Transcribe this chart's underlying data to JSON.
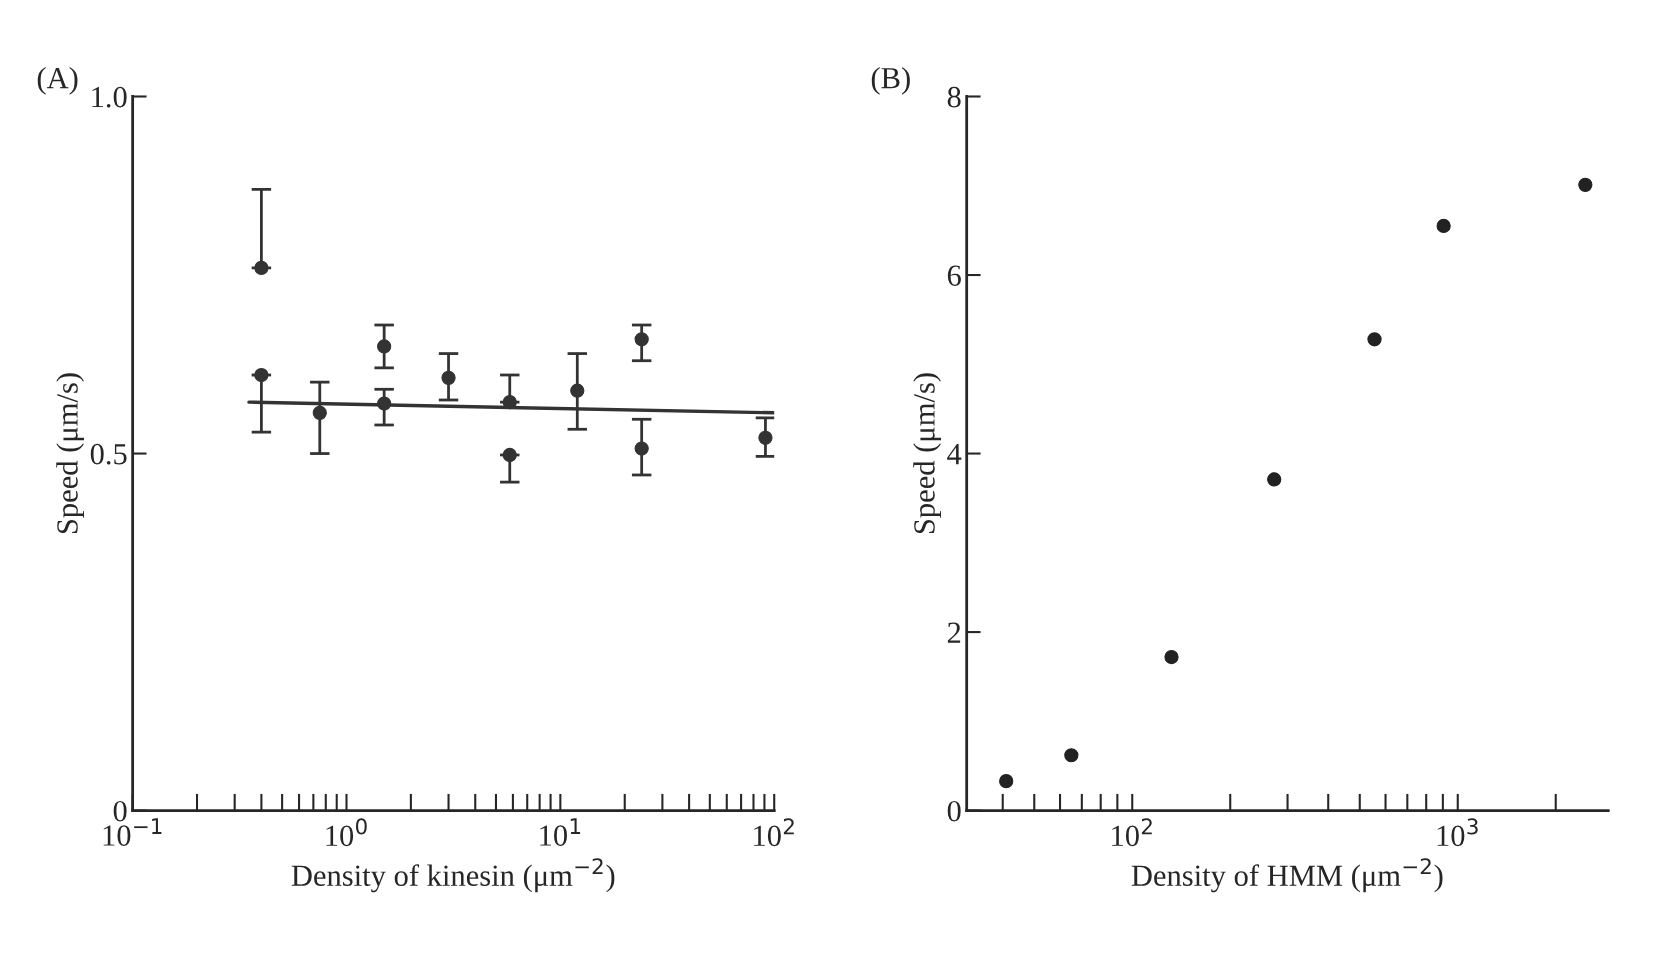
{
  "chart_data": [
    {
      "type": "scatter",
      "title": "(A)",
      "xlabel": "Density of kinesin (μm$^{−2}$)",
      "ylabel": "Speed (μm/s)",
      "log": "x",
      "grid": false,
      "xlim": [
        0.1,
        100
      ],
      "ylim": [
        0,
        1.0
      ],
      "xticks": [
        {
          "value": 0.1,
          "label": "10$^{−1}$"
        },
        {
          "value": 1,
          "label": "10$^{0}$"
        },
        {
          "value": 10,
          "label": "10$^{1}$"
        },
        {
          "value": 100,
          "label": "10$^{2}$"
        }
      ],
      "yticks": [
        0,
        0.5,
        {
          "value": 1.0,
          "label": "1.0"
        }
      ],
      "series": [
        {
          "type": "scatter",
          "marker": "circle",
          "color": "#333333",
          "x": [
            0.4,
            0.4,
            0.75,
            1.5,
            1.5,
            3.0,
            5.8,
            5.8,
            12,
            24,
            24,
            91
          ],
          "values": [
            0.76,
            0.61,
            0.557,
            0.65,
            0.57,
            0.606,
            0.572,
            0.498,
            0.588,
            0.66,
            0.507,
            0.522
          ],
          "errors": [
            [
              0.76,
              0.87
            ],
            [
              0.53,
              0.61
            ],
            [
              0.5,
              0.6
            ],
            [
              0.62,
              0.68
            ],
            [
              0.54,
              0.59
            ],
            [
              0.575,
              0.64
            ],
            [
              0.572,
              0.61
            ],
            [
              0.46,
              0.498
            ],
            [
              0.534,
              0.64
            ],
            [
              0.63,
              0.68
            ],
            [
              0.47,
              0.548
            ],
            [
              0.496,
              0.55
            ]
          ]
        },
        {
          "type": "line",
          "color": "#333333",
          "x": [
            0.35,
            100
          ],
          "values": [
            0.572,
            0.557
          ]
        }
      ]
    },
    {
      "type": "scatter",
      "title": "(B)",
      "xlabel": "Density of HMM (μm$^{−2}$)",
      "ylabel": "Speed (μm/s)",
      "log": "x",
      "grid": false,
      "xlim": [
        31,
        2900
      ],
      "ylim": [
        0,
        8
      ],
      "xticks": [
        {
          "value": 100,
          "label": "10$^{2}$"
        },
        {
          "value": 1000,
          "label": "10$^{3}$"
        }
      ],
      "yticks": [
        0,
        2,
        4,
        6,
        8
      ],
      "series": [
        {
          "type": "scatter",
          "marker": "circle",
          "color": "#222222",
          "x": [
            41,
            65,
            132,
            273,
            555,
            905,
            2466
          ],
          "values": [
            0.33,
            0.62,
            1.72,
            3.71,
            5.28,
            6.55,
            7.01
          ]
        }
      ]
    }
  ]
}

__WORK TO DO__
Copy the data exactly. Any picture it contains is to be omitted.

__TASK SOLUTION__
Transcribe this chart's underlying data to JSON.
{
  "chart_data": [
    {
      "type": "scatter",
      "title": "(A)",
      "xlabel": "Density of kinesin (μm$^{−2}$)",
      "ylabel": "Speed (μm/s)",
      "log": "x",
      "grid": false,
      "xlim": [
        0.1,
        100
      ],
      "ylim": [
        0,
        1.0
      ],
      "xticks": [
        {
          "value": 0.1,
          "label": "10$^{−1}$"
        },
        {
          "value": 1,
          "label": "10$^{0}$"
        },
        {
          "value": 10,
          "label": "10$^{1}$"
        },
        {
          "value": 100,
          "label": "10$^{2}$"
        }
      ],
      "yticks": [
        0,
        0.5,
        {
          "value": 1.0,
          "label": "1.0"
        }
      ],
      "series": [
        {
          "type": "scatter",
          "marker": "circle",
          "color": "#333333",
          "x": [
            0.4,
            0.4,
            0.75,
            1.5,
            1.5,
            3.0,
            5.8,
            5.8,
            12,
            24,
            24,
            91
          ],
          "values": [
            0.76,
            0.61,
            0.557,
            0.65,
            0.57,
            0.606,
            0.572,
            0.498,
            0.588,
            0.66,
            0.507,
            0.522
          ],
          "errors": [
            [
              0.76,
              0.87
            ],
            [
              0.53,
              0.61
            ],
            [
              0.5,
              0.6
            ],
            [
              0.62,
              0.68
            ],
            [
              0.54,
              0.59
            ],
            [
              0.575,
              0.64
            ],
            [
              0.572,
              0.61
            ],
            [
              0.46,
              0.498
            ],
            [
              0.534,
              0.64
            ],
            [
              0.63,
              0.68
            ],
            [
              0.47,
              0.548
            ],
            [
              0.496,
              0.55
            ]
          ]
        },
        {
          "type": "line",
          "color": "#333333",
          "x": [
            0.35,
            100
          ],
          "values": [
            0.572,
            0.557
          ]
        }
      ]
    },
    {
      "type": "scatter",
      "title": "(B)",
      "xlabel": "Density of HMM (μm$^{−2}$)",
      "ylabel": "Speed (μm/s)",
      "log": "x",
      "grid": false,
      "xlim": [
        31,
        2900
      ],
      "ylim": [
        0,
        8
      ],
      "xticks": [
        {
          "value": 100,
          "label": "10$^{2}$"
        },
        {
          "value": 1000,
          "label": "10$^{3}$"
        }
      ],
      "yticks": [
        0,
        2,
        4,
        6,
        8
      ],
      "series": [
        {
          "type": "scatter",
          "marker": "circle",
          "color": "#222222",
          "x": [
            41,
            65,
            132,
            273,
            555,
            905,
            2466
          ],
          "values": [
            0.33,
            0.62,
            1.72,
            3.71,
            5.28,
            6.55,
            7.01
          ]
        }
      ]
    }
  ]
}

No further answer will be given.